══ Records provided ══

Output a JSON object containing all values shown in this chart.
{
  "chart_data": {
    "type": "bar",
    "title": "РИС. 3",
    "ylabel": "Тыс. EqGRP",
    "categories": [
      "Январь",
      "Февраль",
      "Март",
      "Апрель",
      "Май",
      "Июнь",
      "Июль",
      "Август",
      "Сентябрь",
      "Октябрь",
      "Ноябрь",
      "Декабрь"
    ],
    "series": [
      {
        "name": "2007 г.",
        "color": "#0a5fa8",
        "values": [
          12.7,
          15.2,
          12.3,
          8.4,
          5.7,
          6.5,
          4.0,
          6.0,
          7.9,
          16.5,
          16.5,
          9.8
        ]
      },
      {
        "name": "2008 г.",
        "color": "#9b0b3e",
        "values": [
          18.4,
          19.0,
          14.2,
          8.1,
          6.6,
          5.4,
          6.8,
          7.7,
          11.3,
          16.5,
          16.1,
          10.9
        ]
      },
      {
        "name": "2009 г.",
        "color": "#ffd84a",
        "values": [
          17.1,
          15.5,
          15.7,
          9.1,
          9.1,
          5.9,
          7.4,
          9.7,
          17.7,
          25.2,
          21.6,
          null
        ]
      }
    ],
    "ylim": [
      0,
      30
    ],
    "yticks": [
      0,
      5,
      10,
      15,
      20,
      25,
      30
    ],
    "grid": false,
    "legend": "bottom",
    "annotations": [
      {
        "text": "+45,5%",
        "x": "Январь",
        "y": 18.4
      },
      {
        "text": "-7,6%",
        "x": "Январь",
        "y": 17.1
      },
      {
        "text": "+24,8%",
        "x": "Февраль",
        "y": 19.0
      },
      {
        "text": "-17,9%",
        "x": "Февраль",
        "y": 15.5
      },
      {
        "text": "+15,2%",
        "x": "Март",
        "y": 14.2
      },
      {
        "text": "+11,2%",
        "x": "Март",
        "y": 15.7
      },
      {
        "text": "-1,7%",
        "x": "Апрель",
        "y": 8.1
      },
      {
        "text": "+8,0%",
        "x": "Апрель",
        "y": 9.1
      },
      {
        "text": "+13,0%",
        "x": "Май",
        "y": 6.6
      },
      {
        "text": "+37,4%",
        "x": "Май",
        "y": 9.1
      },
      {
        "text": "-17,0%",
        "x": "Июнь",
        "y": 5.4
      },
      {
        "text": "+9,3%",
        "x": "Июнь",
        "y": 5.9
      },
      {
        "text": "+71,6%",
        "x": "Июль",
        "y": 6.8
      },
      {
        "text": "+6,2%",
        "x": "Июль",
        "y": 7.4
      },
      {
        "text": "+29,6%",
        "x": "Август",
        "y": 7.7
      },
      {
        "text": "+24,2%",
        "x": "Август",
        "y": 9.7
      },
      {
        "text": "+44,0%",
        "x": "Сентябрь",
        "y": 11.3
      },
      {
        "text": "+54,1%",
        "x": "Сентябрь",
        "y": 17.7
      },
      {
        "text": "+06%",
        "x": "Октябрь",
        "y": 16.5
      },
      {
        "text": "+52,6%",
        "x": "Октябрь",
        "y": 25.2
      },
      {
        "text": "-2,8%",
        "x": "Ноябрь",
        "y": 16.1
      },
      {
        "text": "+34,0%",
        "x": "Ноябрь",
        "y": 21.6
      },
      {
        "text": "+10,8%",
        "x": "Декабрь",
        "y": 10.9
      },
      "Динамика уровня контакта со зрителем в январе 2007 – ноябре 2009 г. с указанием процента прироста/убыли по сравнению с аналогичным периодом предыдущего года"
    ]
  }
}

═══

Your task is to output the full set of records exactly as presented.

**Response to the exercise**
Output a JSON object containing all values shown in this chart.
{
  "chart_data": {
    "type": "bar",
    "title": "РИС. 3",
    "ylabel": "Тыс. EqGRP",
    "categories": [
      "Январь",
      "Февраль",
      "Март",
      "Апрель",
      "Май",
      "Июнь",
      "Июль",
      "Август",
      "Сентябрь",
      "Октябрь",
      "Ноябрь",
      "Декабрь"
    ],
    "series": [
      {
        "name": "2007 г.",
        "color": "#0a5fa8",
        "values": [
          12.7,
          15.2,
          12.3,
          8.4,
          5.7,
          6.5,
          4.0,
          6.0,
          7.9,
          16.5,
          16.5,
          9.8
        ]
      },
      {
        "name": "2008 г.",
        "color": "#9b0b3e",
        "values": [
          18.4,
          19.0,
          14.2,
          8.1,
          6.6,
          5.4,
          6.8,
          7.7,
          11.3,
          16.5,
          16.1,
          10.9
        ]
      },
      {
        "name": "2009 г.",
        "color": "#ffd84a",
        "values": [
          17.1,
          15.5,
          15.7,
          9.1,
          9.1,
          5.9,
          7.4,
          9.7,
          17.7,
          25.2,
          21.6,
          null
        ]
      }
    ],
    "ylim": [
      0,
      30
    ],
    "yticks": [
      0,
      5,
      10,
      15,
      20,
      25,
      30
    ],
    "grid": false,
    "legend": "bottom",
    "annotations": [
      {
        "text": "+45,5%",
        "x": "Январь",
        "y": 18.4
      },
      {
        "text": "-7,6%",
        "x": "Январь",
        "y": 17.1
      },
      {
        "text": "+24,8%",
        "x": "Февраль",
        "y": 19.0
      },
      {
        "text": "-17,9%",
        "x": "Февраль",
        "y": 15.5
      },
      {
        "text": "+15,2%",
        "x": "Март",
        "y": 14.2
      },
      {
        "text": "+11,2%",
        "x": "Март",
        "y": 15.7
      },
      {
        "text": "-1,7%",
        "x": "Апрель",
        "y": 8.1
      },
      {
        "text": "+8,0%",
        "x": "Апрель",
        "y": 9.1
      },
      {
        "text": "+13,0%",
        "x": "Май",
        "y": 6.6
      },
      {
        "text": "+37,4%",
        "x": "Май",
        "y": 9.1
      },
      {
        "text": "-17,0%",
        "x": "Июнь",
        "y": 5.4
      },
      {
        "text": "+9,3%",
        "x": "Июнь",
        "y": 5.9
      },
      {
        "text": "+71,6%",
        "x": "Июль",
        "y": 6.8
      },
      {
        "text": "+6,2%",
        "x": "Июль",
        "y": 7.4
      },
      {
        "text": "+29,6%",
        "x": "Август",
        "y": 7.7
      },
      {
        "text": "+24,2%",
        "x": "Август",
        "y": 9.7
      },
      {
        "text": "+44,0%",
        "x": "Сентябрь",
        "y": 11.3
      },
      {
        "text": "+54,1%",
        "x": "Сентябрь",
        "y": 17.7
      },
      {
        "text": "+06%",
        "x": "Октябрь",
        "y": 16.5
      },
      {
        "text": "+52,6%",
        "x": "Октябрь",
        "y": 25.2
      },
      {
        "text": "-2,8%",
        "x": "Ноябрь",
        "y": 16.1
      },
      {
        "text": "+34,0%",
        "x": "Ноябрь",
        "y": 21.6
      },
      {
        "text": "+10,8%",
        "x": "Декабрь",
        "y": 10.9
      },
      "Динамика уровня контакта со зрителем в январе 2007 – ноябре 2009 г. с указанием процента прироста/убыли по сравнению с аналогичным периодом предыдущего года"
    ]
  }
}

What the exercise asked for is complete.